** What you should do **
Once you find a line containing the word "updated" in the entries below, copy it.

── Recorded information

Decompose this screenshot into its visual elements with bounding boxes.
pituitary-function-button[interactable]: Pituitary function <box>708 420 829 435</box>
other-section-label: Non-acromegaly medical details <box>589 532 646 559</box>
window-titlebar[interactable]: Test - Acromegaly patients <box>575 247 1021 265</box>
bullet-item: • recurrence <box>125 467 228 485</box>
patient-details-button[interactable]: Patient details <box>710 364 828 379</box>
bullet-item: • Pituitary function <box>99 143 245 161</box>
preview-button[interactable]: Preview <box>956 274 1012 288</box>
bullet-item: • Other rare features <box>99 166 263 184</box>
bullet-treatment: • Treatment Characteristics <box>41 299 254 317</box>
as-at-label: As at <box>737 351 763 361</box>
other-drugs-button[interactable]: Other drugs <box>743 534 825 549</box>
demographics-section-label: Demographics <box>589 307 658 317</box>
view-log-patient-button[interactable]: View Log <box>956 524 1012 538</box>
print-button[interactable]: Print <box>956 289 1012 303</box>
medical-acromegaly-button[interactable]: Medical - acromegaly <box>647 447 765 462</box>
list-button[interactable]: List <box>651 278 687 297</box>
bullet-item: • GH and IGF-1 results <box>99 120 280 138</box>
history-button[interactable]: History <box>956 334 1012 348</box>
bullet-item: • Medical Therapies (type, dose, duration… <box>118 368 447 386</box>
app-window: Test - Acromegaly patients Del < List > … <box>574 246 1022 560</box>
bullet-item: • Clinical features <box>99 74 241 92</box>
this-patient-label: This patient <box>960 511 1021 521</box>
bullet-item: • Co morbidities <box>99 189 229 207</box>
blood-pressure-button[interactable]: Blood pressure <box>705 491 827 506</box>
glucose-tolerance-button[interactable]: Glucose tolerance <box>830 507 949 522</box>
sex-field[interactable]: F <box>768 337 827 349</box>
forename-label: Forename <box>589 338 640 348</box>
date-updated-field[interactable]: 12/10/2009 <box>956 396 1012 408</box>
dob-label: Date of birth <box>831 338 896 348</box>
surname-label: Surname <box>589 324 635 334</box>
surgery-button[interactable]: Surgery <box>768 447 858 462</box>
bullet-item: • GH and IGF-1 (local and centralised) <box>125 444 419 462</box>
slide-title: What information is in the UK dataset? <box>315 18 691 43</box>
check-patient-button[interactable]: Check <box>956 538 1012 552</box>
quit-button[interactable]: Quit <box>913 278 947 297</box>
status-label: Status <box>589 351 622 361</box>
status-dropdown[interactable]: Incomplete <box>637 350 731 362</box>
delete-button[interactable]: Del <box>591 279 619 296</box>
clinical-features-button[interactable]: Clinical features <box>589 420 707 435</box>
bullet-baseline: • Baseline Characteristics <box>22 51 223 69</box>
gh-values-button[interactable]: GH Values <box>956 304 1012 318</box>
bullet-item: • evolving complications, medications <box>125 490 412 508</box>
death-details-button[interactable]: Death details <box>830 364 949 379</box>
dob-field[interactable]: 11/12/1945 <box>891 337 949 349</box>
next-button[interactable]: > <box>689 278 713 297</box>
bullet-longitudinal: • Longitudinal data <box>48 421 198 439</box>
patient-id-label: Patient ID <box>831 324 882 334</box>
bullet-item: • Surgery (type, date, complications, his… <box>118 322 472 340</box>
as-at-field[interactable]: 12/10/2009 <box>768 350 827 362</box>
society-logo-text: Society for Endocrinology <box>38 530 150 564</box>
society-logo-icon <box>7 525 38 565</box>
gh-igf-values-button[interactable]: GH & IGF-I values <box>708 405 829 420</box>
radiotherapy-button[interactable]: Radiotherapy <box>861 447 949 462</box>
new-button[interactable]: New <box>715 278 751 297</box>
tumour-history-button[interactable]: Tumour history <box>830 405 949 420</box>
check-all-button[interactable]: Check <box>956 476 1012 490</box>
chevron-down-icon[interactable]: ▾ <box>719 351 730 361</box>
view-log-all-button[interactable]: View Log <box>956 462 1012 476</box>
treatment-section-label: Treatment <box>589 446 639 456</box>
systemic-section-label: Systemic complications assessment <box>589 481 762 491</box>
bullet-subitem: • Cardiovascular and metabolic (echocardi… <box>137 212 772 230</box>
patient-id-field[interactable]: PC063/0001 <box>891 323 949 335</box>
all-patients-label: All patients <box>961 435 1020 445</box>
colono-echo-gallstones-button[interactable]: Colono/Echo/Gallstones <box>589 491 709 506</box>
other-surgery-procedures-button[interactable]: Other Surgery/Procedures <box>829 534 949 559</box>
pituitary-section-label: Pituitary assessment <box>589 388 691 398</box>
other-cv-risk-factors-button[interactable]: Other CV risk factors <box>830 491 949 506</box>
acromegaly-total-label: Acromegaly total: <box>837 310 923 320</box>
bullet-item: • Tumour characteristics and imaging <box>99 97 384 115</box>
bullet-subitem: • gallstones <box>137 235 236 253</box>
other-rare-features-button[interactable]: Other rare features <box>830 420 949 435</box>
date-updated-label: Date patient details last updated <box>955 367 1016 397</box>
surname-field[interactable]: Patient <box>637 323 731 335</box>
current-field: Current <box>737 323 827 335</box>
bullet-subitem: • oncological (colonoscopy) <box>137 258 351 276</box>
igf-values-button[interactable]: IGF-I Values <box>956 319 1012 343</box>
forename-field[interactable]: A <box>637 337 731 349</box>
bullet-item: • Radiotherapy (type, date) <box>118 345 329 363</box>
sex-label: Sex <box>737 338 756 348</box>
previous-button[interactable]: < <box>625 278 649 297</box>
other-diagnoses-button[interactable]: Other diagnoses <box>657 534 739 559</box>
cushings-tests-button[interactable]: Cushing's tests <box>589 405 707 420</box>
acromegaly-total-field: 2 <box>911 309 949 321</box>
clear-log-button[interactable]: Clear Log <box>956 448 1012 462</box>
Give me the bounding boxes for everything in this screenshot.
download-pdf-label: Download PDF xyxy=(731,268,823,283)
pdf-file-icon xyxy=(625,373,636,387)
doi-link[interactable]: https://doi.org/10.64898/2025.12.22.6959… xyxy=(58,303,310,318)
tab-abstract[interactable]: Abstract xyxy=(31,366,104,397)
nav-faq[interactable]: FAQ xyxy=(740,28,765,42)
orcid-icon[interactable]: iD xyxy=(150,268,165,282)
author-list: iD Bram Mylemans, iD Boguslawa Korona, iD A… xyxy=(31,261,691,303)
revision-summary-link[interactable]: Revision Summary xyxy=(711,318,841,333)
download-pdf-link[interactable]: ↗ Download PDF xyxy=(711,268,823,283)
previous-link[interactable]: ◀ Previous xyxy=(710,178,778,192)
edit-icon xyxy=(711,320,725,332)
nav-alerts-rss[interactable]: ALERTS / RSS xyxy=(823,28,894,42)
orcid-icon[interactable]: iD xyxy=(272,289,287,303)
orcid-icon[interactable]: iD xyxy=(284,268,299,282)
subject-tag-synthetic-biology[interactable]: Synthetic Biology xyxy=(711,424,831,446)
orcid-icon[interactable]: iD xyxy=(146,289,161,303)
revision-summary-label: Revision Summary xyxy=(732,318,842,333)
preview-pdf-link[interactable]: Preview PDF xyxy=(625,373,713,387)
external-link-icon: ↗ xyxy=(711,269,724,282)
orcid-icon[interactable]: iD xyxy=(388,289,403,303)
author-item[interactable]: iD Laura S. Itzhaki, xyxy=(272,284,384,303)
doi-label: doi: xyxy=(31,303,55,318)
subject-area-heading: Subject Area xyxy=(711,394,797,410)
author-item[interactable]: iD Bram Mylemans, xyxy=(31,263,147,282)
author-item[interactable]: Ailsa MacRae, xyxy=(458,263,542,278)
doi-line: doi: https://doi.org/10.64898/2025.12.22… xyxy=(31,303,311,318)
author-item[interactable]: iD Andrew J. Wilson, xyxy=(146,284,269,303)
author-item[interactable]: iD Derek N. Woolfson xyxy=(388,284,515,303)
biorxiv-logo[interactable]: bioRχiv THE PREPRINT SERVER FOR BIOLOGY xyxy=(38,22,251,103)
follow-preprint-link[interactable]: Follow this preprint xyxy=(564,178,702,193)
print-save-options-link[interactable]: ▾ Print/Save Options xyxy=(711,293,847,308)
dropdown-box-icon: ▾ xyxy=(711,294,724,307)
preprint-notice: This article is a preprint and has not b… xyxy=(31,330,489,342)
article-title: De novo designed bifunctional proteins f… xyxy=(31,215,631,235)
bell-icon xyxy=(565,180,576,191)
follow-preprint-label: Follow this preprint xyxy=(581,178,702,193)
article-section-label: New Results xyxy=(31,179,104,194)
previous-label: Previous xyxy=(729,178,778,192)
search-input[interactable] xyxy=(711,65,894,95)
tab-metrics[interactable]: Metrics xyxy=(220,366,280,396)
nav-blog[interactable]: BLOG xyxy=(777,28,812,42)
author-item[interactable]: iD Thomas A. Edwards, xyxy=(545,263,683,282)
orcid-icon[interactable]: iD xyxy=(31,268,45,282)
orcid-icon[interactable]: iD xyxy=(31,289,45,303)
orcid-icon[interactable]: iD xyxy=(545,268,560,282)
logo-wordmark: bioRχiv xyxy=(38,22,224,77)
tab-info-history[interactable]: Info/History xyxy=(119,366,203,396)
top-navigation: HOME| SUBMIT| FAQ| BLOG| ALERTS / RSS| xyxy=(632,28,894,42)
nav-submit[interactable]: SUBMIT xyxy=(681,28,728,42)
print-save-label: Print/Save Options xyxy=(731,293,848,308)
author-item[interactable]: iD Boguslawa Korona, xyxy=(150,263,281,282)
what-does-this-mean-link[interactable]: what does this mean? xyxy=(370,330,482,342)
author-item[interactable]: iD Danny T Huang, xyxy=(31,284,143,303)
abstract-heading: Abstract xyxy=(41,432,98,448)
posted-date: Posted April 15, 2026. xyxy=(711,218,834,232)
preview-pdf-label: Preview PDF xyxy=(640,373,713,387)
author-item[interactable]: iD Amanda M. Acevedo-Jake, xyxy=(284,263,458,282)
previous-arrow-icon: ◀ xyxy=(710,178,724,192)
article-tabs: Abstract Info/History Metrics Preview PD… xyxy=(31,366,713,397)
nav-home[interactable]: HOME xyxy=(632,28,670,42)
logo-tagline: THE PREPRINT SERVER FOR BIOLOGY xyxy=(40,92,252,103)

────

** Completed exercise **
date-updated-field[interactable]: 12/10/2009 <box>956 396 1012 408</box>
date-updated-label: Date patient details last updated <box>955 367 1016 397</box>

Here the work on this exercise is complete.